Items from a dataset:
>> Begin

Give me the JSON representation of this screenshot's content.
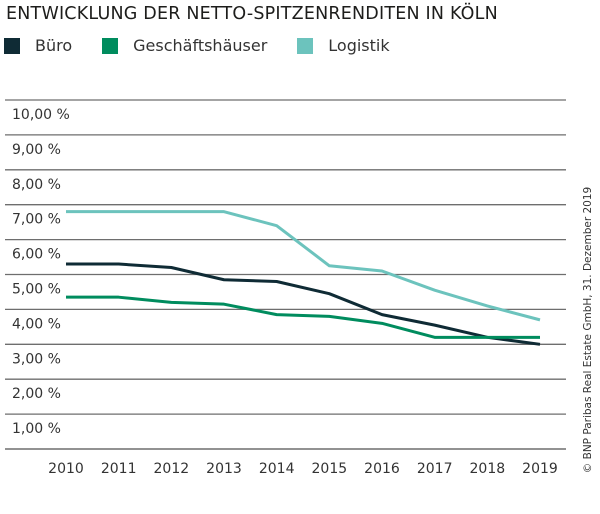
{
  "chart_data": {
    "type": "line",
    "title": "ENTWICKLUNG DER NETTO-SPITZENRENDITEN IN KÖLN",
    "categories": [
      "2010",
      "2011",
      "2012",
      "2013",
      "2014",
      "2015",
      "2016",
      "2017",
      "2018",
      "2019"
    ],
    "series": [
      {
        "name": "Büro",
        "color": "#0f2b35",
        "values": [
          5.3,
          5.3,
          5.2,
          4.85,
          4.8,
          4.45,
          3.85,
          3.55,
          3.2,
          3.0
        ]
      },
      {
        "name": "Geschäftshäuser",
        "color": "#008c5e",
        "values": [
          4.35,
          4.35,
          4.2,
          4.15,
          3.85,
          3.8,
          3.6,
          3.2,
          3.2,
          3.2
        ]
      },
      {
        "name": "Logistik",
        "color": "#6cc3bd",
        "values": [
          6.8,
          6.8,
          6.8,
          6.8,
          6.4,
          5.25,
          5.1,
          4.55,
          4.1,
          3.7
        ]
      }
    ],
    "yticks": [
      "1,00 %",
      "2,00 %",
      "3,00 %",
      "4,00 %",
      "5,00 %",
      "6,00 %",
      "7,00 %",
      "8,00 %",
      "9,00 %",
      "10,00 %"
    ],
    "ylim": [
      0,
      10
    ],
    "xlabel": "",
    "ylabel": "",
    "grid": true,
    "legend": "top-left"
  },
  "credit": "© BNP Paribas Real Estate GmbH, 31. Dezember 2019"
}
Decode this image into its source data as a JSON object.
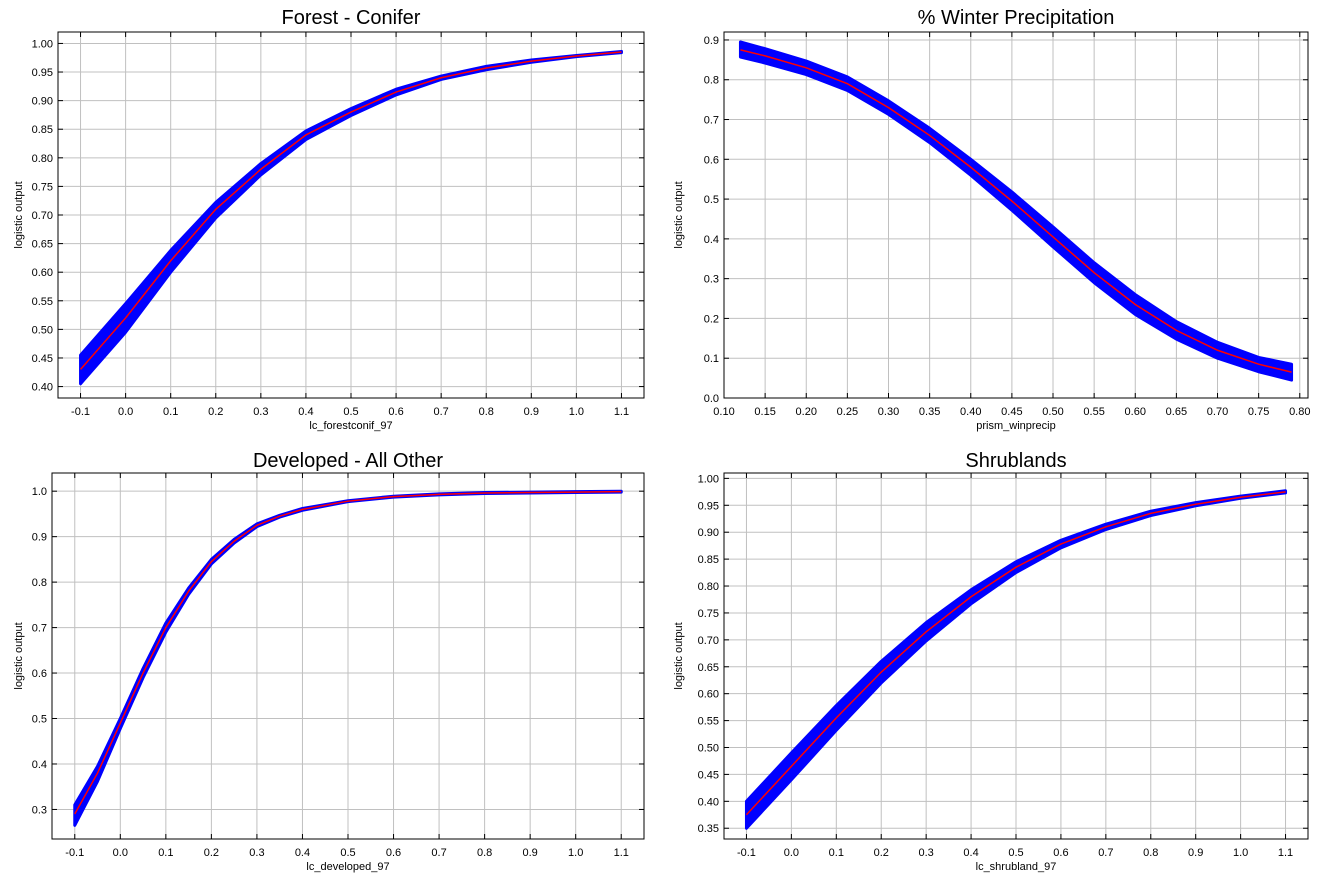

>> End

PROBLEM REQUIREMENTS: Repeat all of the data above word for word, minus the pictures.

OUTPUT BELOW:
Give me the JSON representation of this screenshot's content.
{
  "chart_data": {
    "type": "line",
    "title": "ENTWICKLUNG DER NETTO-SPITZENRENDITEN IN KÖLN",
    "categories": [
      "2010",
      "2011",
      "2012",
      "2013",
      "2014",
      "2015",
      "2016",
      "2017",
      "2018",
      "2019"
    ],
    "series": [
      {
        "name": "Büro",
        "color": "#0f2b35",
        "values": [
          5.3,
          5.3,
          5.2,
          4.85,
          4.8,
          4.45,
          3.85,
          3.55,
          3.2,
          3.0
        ]
      },
      {
        "name": "Geschäftshäuser",
        "color": "#008c5e",
        "values": [
          4.35,
          4.35,
          4.2,
          4.15,
          3.85,
          3.8,
          3.6,
          3.2,
          3.2,
          3.2
        ]
      },
      {
        "name": "Logistik",
        "color": "#6cc3bd",
        "values": [
          6.8,
          6.8,
          6.8,
          6.8,
          6.4,
          5.25,
          5.1,
          4.55,
          4.1,
          3.7
        ]
      }
    ],
    "yticks": [
      "1,00 %",
      "2,00 %",
      "3,00 %",
      "4,00 %",
      "5,00 %",
      "6,00 %",
      "7,00 %",
      "8,00 %",
      "9,00 %",
      "10,00 %"
    ],
    "ylim": [
      0,
      10
    ],
    "xlabel": "",
    "ylabel": "",
    "grid": true,
    "legend": "top-left"
  },
  "credit": "© BNP Paribas Real Estate GmbH, 31. Dezember 2019"
}
Decode this image into its source data as a JSON object.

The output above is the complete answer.